WORK TO BE COMPLETED:
In the entries, find all lines that hold the word "keyword" and copy them.

DATA RECORDS:
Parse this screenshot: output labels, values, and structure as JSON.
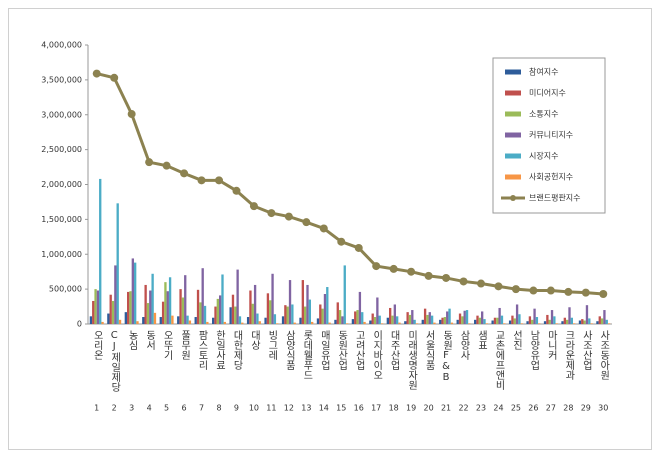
{
  "chart_data": {
    "type": "bar-line",
    "categories": [
      "오리온",
      "CJ제일제당",
      "농심",
      "동서",
      "오뚜기",
      "풀무원",
      "팜스토리",
      "한일사료",
      "대한제당",
      "대상",
      "빙그레",
      "삼양식품",
      "롯데웰푸드",
      "매일유업",
      "동원산업",
      "고려산업",
      "이지바이오",
      "대주산업",
      "미래생명자원",
      "서울식품",
      "동원F&B",
      "삼양사",
      "샘표",
      "교촌에프앤비",
      "선진",
      "남양유업",
      "마니커",
      "크라운제과",
      "사조산업",
      "사조동아원"
    ],
    "category_numbers": [
      1,
      2,
      3,
      4,
      5,
      6,
      7,
      8,
      9,
      10,
      11,
      12,
      13,
      14,
      15,
      16,
      17,
      18,
      19,
      20,
      21,
      22,
      23,
      24,
      25,
      26,
      27,
      28,
      29,
      30
    ],
    "series": [
      {
        "name": "참여지수",
        "color": "#2e5c9a",
        "values": [
          110000,
          150000,
          170000,
          100000,
          100000,
          110000,
          100000,
          90000,
          240000,
          100000,
          90000,
          110000,
          90000,
          80000,
          60000,
          70000,
          50000,
          90000,
          40000,
          60000,
          60000,
          60000,
          60000,
          50000,
          50000,
          40000,
          40000,
          40000,
          50000,
          40000
        ]
      },
      {
        "name": "미디어지수",
        "color": "#c0504d",
        "values": [
          330000,
          420000,
          460000,
          560000,
          320000,
          500000,
          490000,
          250000,
          420000,
          480000,
          440000,
          270000,
          630000,
          280000,
          310000,
          180000,
          150000,
          230000,
          170000,
          220000,
          90000,
          150000,
          120000,
          90000,
          120000,
          110000,
          130000,
          90000,
          70000,
          110000
        ]
      },
      {
        "name": "소통지수",
        "color": "#9bbb59",
        "values": [
          500000,
          330000,
          470000,
          300000,
          600000,
          380000,
          310000,
          360000,
          250000,
          290000,
          340000,
          250000,
          250000,
          220000,
          200000,
          200000,
          100000,
          120000,
          130000,
          130000,
          100000,
          110000,
          90000,
          90000,
          80000,
          60000,
          60000,
          60000,
          50000,
          80000
        ]
      },
      {
        "name": "커뮤니티지수",
        "color": "#8064a2",
        "values": [
          480000,
          840000,
          940000,
          480000,
          470000,
          700000,
          800000,
          410000,
          780000,
          560000,
          720000,
          630000,
          560000,
          430000,
          110000,
          460000,
          380000,
          280000,
          200000,
          170000,
          180000,
          190000,
          180000,
          230000,
          280000,
          220000,
          200000,
          240000,
          270000,
          200000
        ]
      },
      {
        "name": "시장지수",
        "color": "#4bacc6",
        "values": [
          2080000,
          1730000,
          880000,
          720000,
          670000,
          120000,
          260000,
          710000,
          110000,
          150000,
          140000,
          280000,
          350000,
          530000,
          840000,
          170000,
          120000,
          110000,
          60000,
          120000,
          220000,
          200000,
          70000,
          120000,
          140000,
          100000,
          110000,
          90000,
          80000,
          60000
        ]
      },
      {
        "name": "사회공헌지수",
        "color": "#f79646",
        "values": [
          30000,
          60000,
          40000,
          160000,
          120000,
          50000,
          30000,
          30000,
          20000,
          40000,
          10000,
          20000,
          30000,
          20000,
          10000,
          30000,
          10000,
          20000,
          10000,
          20000,
          20000,
          10000,
          10000,
          10000,
          10000,
          10000,
          10000,
          10000,
          10000,
          10000
        ]
      },
      {
        "name": "브랜드평판지수",
        "type": "line",
        "color": "#8c8250",
        "values": [
          3590000,
          3530000,
          3010000,
          2320000,
          2270000,
          2160000,
          2060000,
          2060000,
          1910000,
          1690000,
          1590000,
          1540000,
          1460000,
          1370000,
          1180000,
          1090000,
          830000,
          790000,
          750000,
          690000,
          660000,
          610000,
          580000,
          540000,
          500000,
          480000,
          480000,
          460000,
          450000,
          430000
        ]
      }
    ],
    "ylim": [
      0,
      4000000
    ],
    "yticks": [
      0,
      {
        "value": 500000,
        "label": "500,000"
      },
      {
        "value": 1000000,
        "label": "1,000,000"
      },
      {
        "value": 1500000,
        "label": "1,500,000"
      },
      {
        "value": 2000000,
        "label": "2,000,000"
      },
      {
        "value": 2500000,
        "label": "2,500,000"
      },
      {
        "value": 3000000,
        "label": "3,000,000"
      },
      {
        "value": 3500000,
        "label": "3,500,000"
      },
      {
        "value": 4000000,
        "label": "4,000,000"
      }
    ],
    "legend": "upper-right"
  }
}
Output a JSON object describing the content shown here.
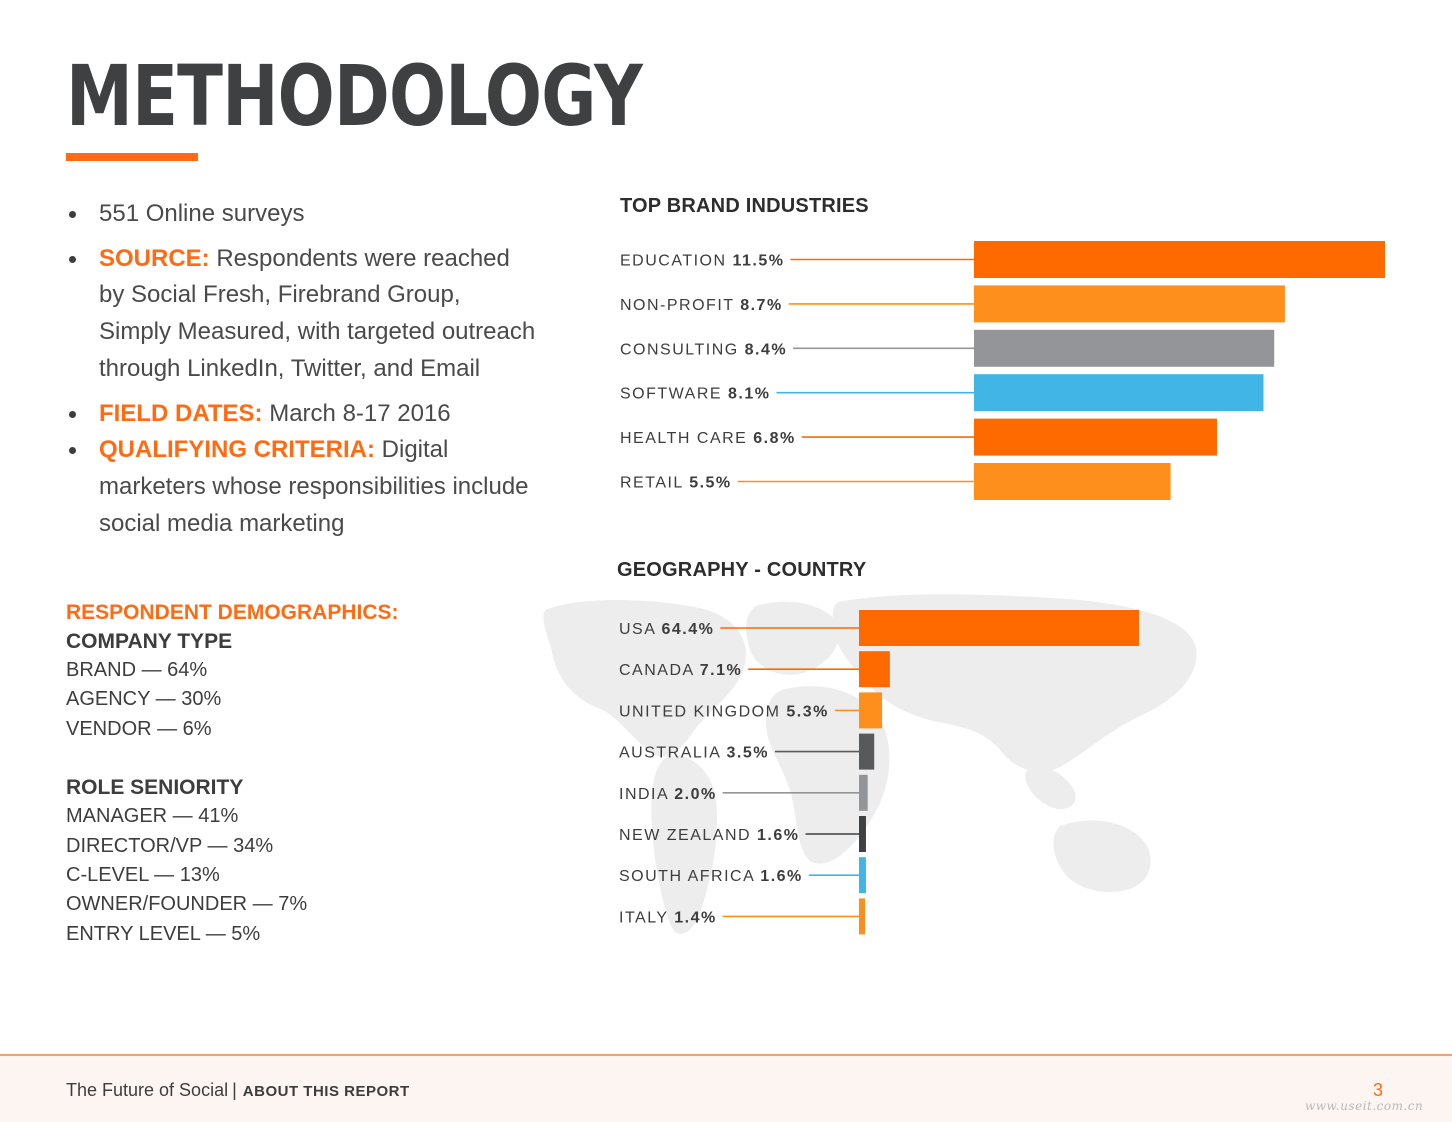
{
  "page": {
    "title": "METHODOLOGY"
  },
  "methodology": {
    "items": [
      {
        "keyword": "",
        "text": "551 Online surveys"
      },
      {
        "keyword": "SOURCE:",
        "text": " Respondents were reached by Social Fresh, Firebrand Group, Simply Measured, with targeted outreach through LinkedIn, Twitter, and Email"
      },
      {
        "keyword": "FIELD DATES:",
        "text": " March 8-17 2016"
      },
      {
        "keyword": "QUALIFYING CRITERIA:",
        "text": " Digital marketers whose responsibilities include social media marketing"
      }
    ]
  },
  "demographics": {
    "heading": "RESPONDENT DEMOGRAPHICS:",
    "company": {
      "title": "COMPANY TYPE",
      "lines": [
        "BRAND — 64%",
        "AGENCY — 30%",
        "VENDOR — 6%"
      ]
    },
    "role": {
      "title": "ROLE SENIORITY",
      "lines": [
        "MANAGER — 41%",
        "DIRECTOR/VP — 34%",
        "C-LEVEL — 13%",
        "OWNER/FOUNDER — 7%",
        "ENTRY LEVEL — 5%"
      ]
    }
  },
  "chart_data": [
    {
      "type": "bar",
      "orientation": "horizontal",
      "title": "TOP BRAND INDUSTRIES",
      "categories": [
        "EDUCATION",
        "NON-PROFIT",
        "CONSULTING",
        "SOFTWARE",
        "HEALTH CARE",
        "RETAIL"
      ],
      "values": [
        11.5,
        8.7,
        8.4,
        8.1,
        6.8,
        5.5
      ],
      "value_labels": [
        "11.5%",
        "8.7%",
        "8.4%",
        "8.1%",
        "6.8%",
        "5.5%"
      ],
      "colors": [
        "#ff6a00",
        "#ff8f1c",
        "#939598",
        "#41b6e6",
        "#ff6a00",
        "#ff8f1c"
      ],
      "grid": false,
      "legend": "none"
    },
    {
      "type": "bar",
      "orientation": "horizontal",
      "title": "GEOGRAPHY - COUNTRY",
      "categories": [
        "USA",
        "CANADA",
        "UNITED KINGDOM",
        "AUSTRALIA",
        "INDIA",
        "NEW ZEALAND",
        "SOUTH AFRICA",
        "ITALY"
      ],
      "values": [
        64.4,
        7.1,
        5.3,
        3.5,
        2.0,
        1.6,
        1.6,
        1.4
      ],
      "value_labels": [
        "64.4%",
        "7.1%",
        "5.3%",
        "3.5%",
        "2.0%",
        "1.6%",
        "1.6%",
        "1.4%"
      ],
      "colors": [
        "#ff6a00",
        "#ff6a00",
        "#ff8f1c",
        "#58595b",
        "#939598",
        "#3f4042",
        "#41b6e6",
        "#ff8f1c"
      ],
      "grid": false,
      "legend": "none"
    }
  ],
  "footer": {
    "report_name": "The Future of Social",
    "separator": "|",
    "section": "ABOUT THIS REPORT",
    "page_number": "3",
    "watermark": "www.useit.com.cn"
  }
}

EXERCISE RESULT:
        "keyword": "",
        "keyword": "SOURCE:",
        "keyword": "FIELD DATES:",
        "keyword": "QUALIFYING CRITERIA:",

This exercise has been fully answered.